In [1]:
# load important modules
import random
import pandas as pd
import matplotlib.pyplot as plt
import numpy as np
import seaborn as sns

from sklearn.feature_selection import VarianceThreshold, SelectKBest, chi2, f_classif
from sklearn.model_selection import train_test_split

%matplotlib inline

# ignore warnings
import warnings
warnings.filterwarnings('ignore')

In [2]:
# load dataset
data = pd.DataFrame(pd.read_excel('data/sarcopenia.xlsx'))
# Genero 1: male, 2: female => change to 0: male, 1: female
# SI: 1, NO: 2 => change to NO: 0, YES: 1
data['Genero'] = data['Genero'].replace({1: 0, 2: 1})

# overview of data
print("Features: ", len(data.columns))
print("\"Misses\" in:")
print(data.loc[:,data.isna().any()].info())
print("Indexes of rows with misses:", data[data.isna().any(axis=1)].index)
#print(data['Marcha'].value_counts(dropna=False).sort_index())
#print(data['Hb'].value_counts(dropna=False).sort_index())
print("Columns:\n",data.columns)
data.describe()

# HB: meaning of 0? Guess 0 = NaN
data['Hb'].fillna(0, inplace=True)
# treating nans8
# Marcha: meaning of 0? If 0 = NaN: 8 NaN can be imputed with mean
data['Marcha'].fillna(data['Marcha'].mean(), inplace=True)
data['Marcha'] = data['Marcha'].replace({0:data['Marcha'].mean()})

Features:  84
"Misses" in:
<class 'pandas.core.frame.DataFrame'>
RangeIndex: 250 entries, 0 to 249
Data columns (total 2 columns):
 #   Column  Non-Null Count  Dtype  
---  ------  --------------  -----  
 0   Marcha  248 non-null    float64
 1   Hb      249 non-null    float64
dtypes: float64(2)

List of tasks:
**a)** In the sarcopenia notebook, reproduce word for word the part from "from sklearn.feature_selection import" to "warnings.filterwarnings('ignore')".
**b)** Answer these questions from the sarcopenia notebook:
(i) What file path is passed to pd.read_excel?
(ii) How many features does the printed output report?
(iii) With what value are missing entries in the Hb column filled?

Data excerpts:
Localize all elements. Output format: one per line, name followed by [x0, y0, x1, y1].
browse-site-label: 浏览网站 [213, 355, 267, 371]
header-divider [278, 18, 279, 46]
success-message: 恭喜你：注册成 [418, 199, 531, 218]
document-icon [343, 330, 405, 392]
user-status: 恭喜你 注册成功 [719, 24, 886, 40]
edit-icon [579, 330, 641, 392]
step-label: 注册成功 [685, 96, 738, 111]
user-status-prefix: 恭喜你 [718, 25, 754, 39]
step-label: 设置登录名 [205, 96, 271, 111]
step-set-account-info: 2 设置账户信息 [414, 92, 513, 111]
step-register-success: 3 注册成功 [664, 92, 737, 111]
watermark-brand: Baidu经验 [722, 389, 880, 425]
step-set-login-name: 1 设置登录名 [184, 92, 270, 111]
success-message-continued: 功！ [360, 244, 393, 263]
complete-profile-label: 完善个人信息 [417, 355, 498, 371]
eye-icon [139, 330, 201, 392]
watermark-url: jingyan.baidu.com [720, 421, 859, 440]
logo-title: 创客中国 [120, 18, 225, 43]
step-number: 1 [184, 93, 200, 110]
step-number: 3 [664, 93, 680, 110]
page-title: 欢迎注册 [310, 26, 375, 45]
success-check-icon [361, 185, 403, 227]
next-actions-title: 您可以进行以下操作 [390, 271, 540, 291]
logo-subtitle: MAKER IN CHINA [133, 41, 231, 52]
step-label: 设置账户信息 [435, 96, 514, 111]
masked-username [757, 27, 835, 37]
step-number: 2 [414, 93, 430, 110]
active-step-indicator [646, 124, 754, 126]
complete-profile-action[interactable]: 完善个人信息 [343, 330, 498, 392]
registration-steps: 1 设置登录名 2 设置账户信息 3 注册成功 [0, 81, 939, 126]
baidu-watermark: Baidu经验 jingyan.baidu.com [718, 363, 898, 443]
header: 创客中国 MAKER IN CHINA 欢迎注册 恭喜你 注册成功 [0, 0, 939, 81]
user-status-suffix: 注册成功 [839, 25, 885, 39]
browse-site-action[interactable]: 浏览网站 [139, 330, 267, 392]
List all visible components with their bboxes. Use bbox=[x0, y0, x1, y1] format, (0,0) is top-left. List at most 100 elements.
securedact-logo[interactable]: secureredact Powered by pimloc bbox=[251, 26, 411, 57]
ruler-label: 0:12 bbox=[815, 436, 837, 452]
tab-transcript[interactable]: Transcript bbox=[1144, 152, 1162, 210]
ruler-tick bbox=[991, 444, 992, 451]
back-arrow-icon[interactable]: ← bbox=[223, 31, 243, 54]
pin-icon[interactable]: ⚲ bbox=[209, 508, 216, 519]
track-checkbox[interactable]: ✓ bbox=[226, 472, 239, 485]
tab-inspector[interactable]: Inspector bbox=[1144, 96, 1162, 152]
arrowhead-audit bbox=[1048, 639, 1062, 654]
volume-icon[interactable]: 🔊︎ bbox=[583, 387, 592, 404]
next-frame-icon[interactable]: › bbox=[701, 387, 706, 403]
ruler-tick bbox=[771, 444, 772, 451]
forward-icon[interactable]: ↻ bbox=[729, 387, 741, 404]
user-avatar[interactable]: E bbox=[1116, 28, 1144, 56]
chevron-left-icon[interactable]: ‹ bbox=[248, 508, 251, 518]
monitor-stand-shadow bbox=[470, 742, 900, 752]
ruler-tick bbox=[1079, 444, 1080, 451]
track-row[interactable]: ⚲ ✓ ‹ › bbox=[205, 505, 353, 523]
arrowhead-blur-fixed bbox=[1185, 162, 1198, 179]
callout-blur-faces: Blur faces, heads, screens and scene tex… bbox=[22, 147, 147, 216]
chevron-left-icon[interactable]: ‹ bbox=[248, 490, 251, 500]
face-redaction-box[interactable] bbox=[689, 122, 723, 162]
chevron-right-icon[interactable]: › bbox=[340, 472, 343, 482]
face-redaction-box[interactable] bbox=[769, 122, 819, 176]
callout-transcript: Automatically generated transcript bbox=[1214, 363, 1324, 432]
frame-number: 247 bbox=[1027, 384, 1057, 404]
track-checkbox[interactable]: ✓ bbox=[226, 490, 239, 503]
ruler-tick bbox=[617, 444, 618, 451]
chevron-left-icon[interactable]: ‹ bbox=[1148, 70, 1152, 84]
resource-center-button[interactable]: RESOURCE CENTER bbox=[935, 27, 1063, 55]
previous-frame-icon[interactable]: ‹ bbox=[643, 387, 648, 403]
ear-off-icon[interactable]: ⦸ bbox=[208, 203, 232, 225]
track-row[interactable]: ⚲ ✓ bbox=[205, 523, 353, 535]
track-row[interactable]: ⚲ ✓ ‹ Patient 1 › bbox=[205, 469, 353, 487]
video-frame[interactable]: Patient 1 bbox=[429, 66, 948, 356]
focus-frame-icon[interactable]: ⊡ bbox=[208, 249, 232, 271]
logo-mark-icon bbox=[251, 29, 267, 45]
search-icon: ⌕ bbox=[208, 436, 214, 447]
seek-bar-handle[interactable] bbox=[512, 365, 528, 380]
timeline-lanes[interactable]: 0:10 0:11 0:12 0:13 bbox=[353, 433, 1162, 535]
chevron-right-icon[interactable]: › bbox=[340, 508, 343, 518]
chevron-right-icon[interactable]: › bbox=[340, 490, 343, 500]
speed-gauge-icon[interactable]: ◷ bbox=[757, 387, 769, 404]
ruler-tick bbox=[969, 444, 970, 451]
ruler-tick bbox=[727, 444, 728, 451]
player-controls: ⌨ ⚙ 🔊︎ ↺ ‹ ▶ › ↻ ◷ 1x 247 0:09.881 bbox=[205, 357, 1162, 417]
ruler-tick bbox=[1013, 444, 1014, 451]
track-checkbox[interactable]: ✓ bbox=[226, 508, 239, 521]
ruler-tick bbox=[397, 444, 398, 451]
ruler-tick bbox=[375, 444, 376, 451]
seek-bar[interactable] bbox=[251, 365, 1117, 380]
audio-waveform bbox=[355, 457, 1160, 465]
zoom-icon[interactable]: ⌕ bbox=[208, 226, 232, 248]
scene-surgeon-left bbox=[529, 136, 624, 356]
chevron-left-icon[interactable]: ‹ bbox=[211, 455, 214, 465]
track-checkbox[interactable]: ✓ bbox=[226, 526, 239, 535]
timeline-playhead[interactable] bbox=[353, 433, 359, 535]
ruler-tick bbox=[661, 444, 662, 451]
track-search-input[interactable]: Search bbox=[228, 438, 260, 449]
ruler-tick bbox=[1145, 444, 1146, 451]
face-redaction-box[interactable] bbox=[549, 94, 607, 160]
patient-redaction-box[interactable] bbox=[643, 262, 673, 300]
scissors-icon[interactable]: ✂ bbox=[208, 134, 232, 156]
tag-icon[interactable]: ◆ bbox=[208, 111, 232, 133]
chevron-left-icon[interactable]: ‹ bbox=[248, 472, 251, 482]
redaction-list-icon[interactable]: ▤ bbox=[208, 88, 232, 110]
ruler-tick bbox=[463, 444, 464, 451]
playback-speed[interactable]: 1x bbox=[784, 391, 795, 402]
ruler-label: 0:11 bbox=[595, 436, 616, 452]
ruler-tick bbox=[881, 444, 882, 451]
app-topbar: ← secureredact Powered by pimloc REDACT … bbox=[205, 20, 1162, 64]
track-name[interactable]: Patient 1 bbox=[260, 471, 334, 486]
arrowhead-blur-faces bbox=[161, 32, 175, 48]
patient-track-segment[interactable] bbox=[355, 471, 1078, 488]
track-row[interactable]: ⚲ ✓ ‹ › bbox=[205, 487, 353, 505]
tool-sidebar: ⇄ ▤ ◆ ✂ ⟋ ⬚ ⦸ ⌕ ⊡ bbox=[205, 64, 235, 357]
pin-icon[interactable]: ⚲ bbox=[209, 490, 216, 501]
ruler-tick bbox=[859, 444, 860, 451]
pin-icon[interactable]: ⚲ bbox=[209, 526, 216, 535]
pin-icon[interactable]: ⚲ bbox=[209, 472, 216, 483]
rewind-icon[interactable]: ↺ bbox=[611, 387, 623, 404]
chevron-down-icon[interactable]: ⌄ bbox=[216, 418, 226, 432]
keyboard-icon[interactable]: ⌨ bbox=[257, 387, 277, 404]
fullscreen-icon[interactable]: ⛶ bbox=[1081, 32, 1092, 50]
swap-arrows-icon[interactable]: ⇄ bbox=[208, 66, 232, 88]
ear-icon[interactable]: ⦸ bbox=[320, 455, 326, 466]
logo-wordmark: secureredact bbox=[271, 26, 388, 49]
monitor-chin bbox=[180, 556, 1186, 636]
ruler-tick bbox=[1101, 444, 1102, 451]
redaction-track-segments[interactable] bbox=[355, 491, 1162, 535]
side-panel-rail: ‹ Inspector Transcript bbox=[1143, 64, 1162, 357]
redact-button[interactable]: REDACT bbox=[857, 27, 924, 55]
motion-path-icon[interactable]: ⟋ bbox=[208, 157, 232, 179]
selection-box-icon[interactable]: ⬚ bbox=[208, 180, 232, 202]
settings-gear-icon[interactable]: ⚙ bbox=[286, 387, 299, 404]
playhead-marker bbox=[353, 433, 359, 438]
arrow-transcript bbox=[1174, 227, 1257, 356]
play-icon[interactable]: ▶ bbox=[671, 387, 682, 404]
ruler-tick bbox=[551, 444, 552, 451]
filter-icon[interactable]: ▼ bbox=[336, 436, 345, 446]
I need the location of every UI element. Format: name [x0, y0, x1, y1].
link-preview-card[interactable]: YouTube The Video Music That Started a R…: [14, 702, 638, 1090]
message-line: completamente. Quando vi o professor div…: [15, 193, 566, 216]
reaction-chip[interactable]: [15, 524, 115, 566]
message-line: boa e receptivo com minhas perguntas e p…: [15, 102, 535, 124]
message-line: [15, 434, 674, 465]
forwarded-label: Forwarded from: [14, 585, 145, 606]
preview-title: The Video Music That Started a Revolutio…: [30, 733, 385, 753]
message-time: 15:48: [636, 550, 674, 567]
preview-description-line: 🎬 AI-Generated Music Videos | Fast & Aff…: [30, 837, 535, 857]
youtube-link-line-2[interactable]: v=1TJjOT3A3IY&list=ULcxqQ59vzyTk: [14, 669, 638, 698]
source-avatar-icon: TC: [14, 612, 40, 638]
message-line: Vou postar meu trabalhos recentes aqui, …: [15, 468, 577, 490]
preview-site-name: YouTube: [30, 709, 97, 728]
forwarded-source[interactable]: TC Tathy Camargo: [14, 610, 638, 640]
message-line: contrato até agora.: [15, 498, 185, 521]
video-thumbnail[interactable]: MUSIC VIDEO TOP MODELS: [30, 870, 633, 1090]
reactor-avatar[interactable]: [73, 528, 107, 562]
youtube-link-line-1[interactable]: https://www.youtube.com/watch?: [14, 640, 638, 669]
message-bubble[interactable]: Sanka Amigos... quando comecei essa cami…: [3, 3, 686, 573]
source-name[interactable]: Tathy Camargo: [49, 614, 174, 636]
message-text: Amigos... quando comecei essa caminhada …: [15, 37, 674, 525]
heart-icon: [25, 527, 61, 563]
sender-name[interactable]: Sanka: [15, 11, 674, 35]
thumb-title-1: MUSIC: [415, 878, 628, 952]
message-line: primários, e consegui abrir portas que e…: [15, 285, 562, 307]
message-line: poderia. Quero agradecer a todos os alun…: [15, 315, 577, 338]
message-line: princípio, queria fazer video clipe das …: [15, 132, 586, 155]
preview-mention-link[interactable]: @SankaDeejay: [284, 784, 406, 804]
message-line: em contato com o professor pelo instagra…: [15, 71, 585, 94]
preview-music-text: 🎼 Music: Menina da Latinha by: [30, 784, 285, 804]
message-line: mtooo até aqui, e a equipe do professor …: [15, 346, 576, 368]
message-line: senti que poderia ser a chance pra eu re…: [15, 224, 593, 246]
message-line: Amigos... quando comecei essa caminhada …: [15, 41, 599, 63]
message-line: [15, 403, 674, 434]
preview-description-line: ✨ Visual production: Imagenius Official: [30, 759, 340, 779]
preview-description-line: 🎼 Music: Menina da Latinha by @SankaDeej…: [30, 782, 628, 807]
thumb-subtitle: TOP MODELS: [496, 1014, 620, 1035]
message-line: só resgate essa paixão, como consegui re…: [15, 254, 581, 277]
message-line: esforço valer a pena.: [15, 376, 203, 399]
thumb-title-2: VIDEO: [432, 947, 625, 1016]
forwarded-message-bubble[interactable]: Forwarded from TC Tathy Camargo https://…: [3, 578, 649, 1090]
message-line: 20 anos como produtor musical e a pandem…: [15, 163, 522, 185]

Solutions to the problems:
**a)**
from sklearn.feature_selection import VarianceThreshold, SelectKBest, chi2, f_classif
from sklearn.model_selection import train_test_split

%matplotlib inline

# ignore warnings
import warnings
warnings.filterwarnings('ignore')

**b)**
(i) data/sarcopenia.xlsx
(ii) 84
(iii) 0